Beneath this sentence is a set of records; write each of them out exactly.

- - - - - - -

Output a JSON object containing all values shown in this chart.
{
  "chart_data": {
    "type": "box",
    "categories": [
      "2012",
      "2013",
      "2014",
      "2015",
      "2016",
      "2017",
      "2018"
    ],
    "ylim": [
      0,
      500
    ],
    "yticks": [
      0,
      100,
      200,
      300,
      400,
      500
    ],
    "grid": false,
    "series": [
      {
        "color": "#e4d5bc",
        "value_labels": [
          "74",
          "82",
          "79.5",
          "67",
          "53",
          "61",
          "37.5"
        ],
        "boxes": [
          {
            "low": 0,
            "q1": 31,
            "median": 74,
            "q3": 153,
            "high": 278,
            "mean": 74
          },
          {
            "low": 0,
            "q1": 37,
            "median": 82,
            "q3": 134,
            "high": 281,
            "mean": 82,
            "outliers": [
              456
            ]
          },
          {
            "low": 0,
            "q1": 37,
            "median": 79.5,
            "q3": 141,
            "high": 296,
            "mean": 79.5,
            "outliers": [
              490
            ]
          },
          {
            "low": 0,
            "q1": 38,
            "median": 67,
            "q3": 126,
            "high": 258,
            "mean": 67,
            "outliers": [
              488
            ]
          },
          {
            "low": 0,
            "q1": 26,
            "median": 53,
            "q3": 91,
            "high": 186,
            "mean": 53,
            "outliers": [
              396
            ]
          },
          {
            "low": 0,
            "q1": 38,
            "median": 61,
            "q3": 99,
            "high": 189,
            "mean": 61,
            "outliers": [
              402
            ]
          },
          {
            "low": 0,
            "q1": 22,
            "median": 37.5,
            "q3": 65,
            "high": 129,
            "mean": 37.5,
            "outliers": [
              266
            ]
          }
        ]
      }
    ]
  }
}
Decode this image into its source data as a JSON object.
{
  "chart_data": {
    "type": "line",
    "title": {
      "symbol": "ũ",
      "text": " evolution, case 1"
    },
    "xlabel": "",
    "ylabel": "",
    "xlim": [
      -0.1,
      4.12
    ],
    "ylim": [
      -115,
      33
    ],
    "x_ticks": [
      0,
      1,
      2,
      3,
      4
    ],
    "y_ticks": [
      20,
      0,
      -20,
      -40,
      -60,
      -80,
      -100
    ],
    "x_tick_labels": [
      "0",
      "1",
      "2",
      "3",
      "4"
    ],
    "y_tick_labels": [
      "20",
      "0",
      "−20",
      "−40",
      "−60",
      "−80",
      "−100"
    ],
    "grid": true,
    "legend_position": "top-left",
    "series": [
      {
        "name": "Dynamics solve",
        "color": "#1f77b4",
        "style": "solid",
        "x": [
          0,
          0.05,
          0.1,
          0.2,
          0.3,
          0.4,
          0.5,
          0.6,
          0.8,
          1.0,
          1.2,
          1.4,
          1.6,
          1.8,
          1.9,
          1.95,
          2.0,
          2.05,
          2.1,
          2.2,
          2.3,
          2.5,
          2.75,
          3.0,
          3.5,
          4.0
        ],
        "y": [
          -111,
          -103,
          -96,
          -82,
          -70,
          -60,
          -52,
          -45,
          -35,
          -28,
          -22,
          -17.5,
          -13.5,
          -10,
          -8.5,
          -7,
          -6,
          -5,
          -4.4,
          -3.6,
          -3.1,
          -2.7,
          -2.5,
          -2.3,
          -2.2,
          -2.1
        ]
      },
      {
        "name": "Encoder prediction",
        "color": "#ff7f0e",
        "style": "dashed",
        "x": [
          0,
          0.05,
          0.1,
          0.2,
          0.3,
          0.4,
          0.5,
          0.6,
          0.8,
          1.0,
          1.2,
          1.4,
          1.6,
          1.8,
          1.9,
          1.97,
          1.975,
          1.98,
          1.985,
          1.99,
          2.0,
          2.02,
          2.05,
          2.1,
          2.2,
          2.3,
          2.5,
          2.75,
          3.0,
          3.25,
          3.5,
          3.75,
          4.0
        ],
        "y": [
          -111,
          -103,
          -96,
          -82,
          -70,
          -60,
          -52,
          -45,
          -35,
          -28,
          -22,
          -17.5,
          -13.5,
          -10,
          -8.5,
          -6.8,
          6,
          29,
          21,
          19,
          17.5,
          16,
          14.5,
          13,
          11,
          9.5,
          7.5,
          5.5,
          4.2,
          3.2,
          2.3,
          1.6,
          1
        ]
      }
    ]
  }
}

- - - - - - -

- [Finished exercise]
Output a JSON object containing all values shown in this chart.
{
  "chart_data": {
    "type": "box",
    "categories": [
      "2012",
      "2013",
      "2014",
      "2015",
      "2016",
      "2017",
      "2018"
    ],
    "ylim": [
      0,
      500
    ],
    "yticks": [
      0,
      100,
      200,
      300,
      400,
      500
    ],
    "grid": false,
    "series": [
      {
        "color": "#e4d5bc",
        "value_labels": [
          "74",
          "82",
          "79.5",
          "67",
          "53",
          "61",
          "37.5"
        ],
        "boxes": [
          {
            "low": 0,
            "q1": 31,
            "median": 74,
            "q3": 153,
            "high": 278,
            "mean": 74
          },
          {
            "low": 0,
            "q1": 37,
            "median": 82,
            "q3": 134,
            "high": 281,
            "mean": 82,
            "outliers": [
              456
            ]
          },
          {
            "low": 0,
            "q1": 37,
            "median": 79.5,
            "q3": 141,
            "high": 296,
            "mean": 79.5,
            "outliers": [
              490
            ]
          },
          {
            "low": 0,
            "q1": 38,
            "median": 67,
            "q3": 126,
            "high": 258,
            "mean": 67,
            "outliers": [
              488
            ]
          },
          {
            "low": 0,
            "q1": 26,
            "median": 53,
            "q3": 91,
            "high": 186,
            "mean": 53,
            "outliers": [
              396
            ]
          },
          {
            "low": 0,
            "q1": 38,
            "median": 61,
            "q3": 99,
            "high": 189,
            "mean": 61,
            "outliers": [
              402
            ]
          },
          {
            "low": 0,
            "q1": 22,
            "median": 37.5,
            "q3": 65,
            "high": 129,
            "mean": 37.5,
            "outliers": [
              266
            ]
          }
        ]
      }
    ]
  }
}
Decode this image into its source data as a JSON object.
{
  "chart_data": {
    "type": "line",
    "title": {
      "symbol": "ũ",
      "text": " evolution, case 1"
    },
    "xlabel": "",
    "ylabel": "",
    "xlim": [
      -0.1,
      4.12
    ],
    "ylim": [
      -115,
      33
    ],
    "x_ticks": [
      0,
      1,
      2,
      3,
      4
    ],
    "y_ticks": [
      20,
      0,
      -20,
      -40,
      -60,
      -80,
      -100
    ],
    "x_tick_labels": [
      "0",
      "1",
      "2",
      "3",
      "4"
    ],
    "y_tick_labels": [
      "20",
      "0",
      "−20",
      "−40",
      "−60",
      "−80",
      "−100"
    ],
    "grid": true,
    "legend_position": "top-left",
    "series": [
      {
        "name": "Dynamics solve",
        "color": "#1f77b4",
        "style": "solid",
        "x": [
          0,
          0.05,
          0.1,
          0.2,
          0.3,
          0.4,
          0.5,
          0.6,
          0.8,
          1.0,
          1.2,
          1.4,
          1.6,
          1.8,
          1.9,
          1.95,
          2.0,
          2.05,
          2.1,
          2.2,
          2.3,
          2.5,
          2.75,
          3.0,
          3.5,
          4.0
        ],
        "y": [
          -111,
          -103,
          -96,
          -82,
          -70,
          -60,
          -52,
          -45,
          -35,
          -28,
          -22,
          -17.5,
          -13.5,
          -10,
          -8.5,
          -7,
          -6,
          -5,
          -4.4,
          -3.6,
          -3.1,
          -2.7,
          -2.5,
          -2.3,
          -2.2,
          -2.1
        ]
      },
      {
        "name": "Encoder prediction",
        "color": "#ff7f0e",
        "style": "dashed",
        "x": [
          0,
          0.05,
          0.1,
          0.2,
          0.3,
          0.4,
          0.5,
          0.6,
          0.8,
          1.0,
          1.2,
          1.4,
          1.6,
          1.8,
          1.9,
          1.97,
          1.975,
          1.98,
          1.985,
          1.99,
          2.0,
          2.02,
          2.05,
          2.1,
          2.2,
          2.3,
          2.5,
          2.75,
          3.0,
          3.25,
          3.5,
          3.75,
          4.0
        ],
        "y": [
          -111,
          -103,
          -96,
          -82,
          -70,
          -60,
          -52,
          -45,
          -35,
          -28,
          -22,
          -17.5,
          -13.5,
          -10,
          -8.5,
          -6.8,
          6,
          29,
          21,
          19,
          17.5,
          16,
          14.5,
          13,
          11,
          9.5,
          7.5,
          5.5,
          4.2,
          3.2,
          2.3,
          1.6,
          1
        ]
      }
    ]
  }
}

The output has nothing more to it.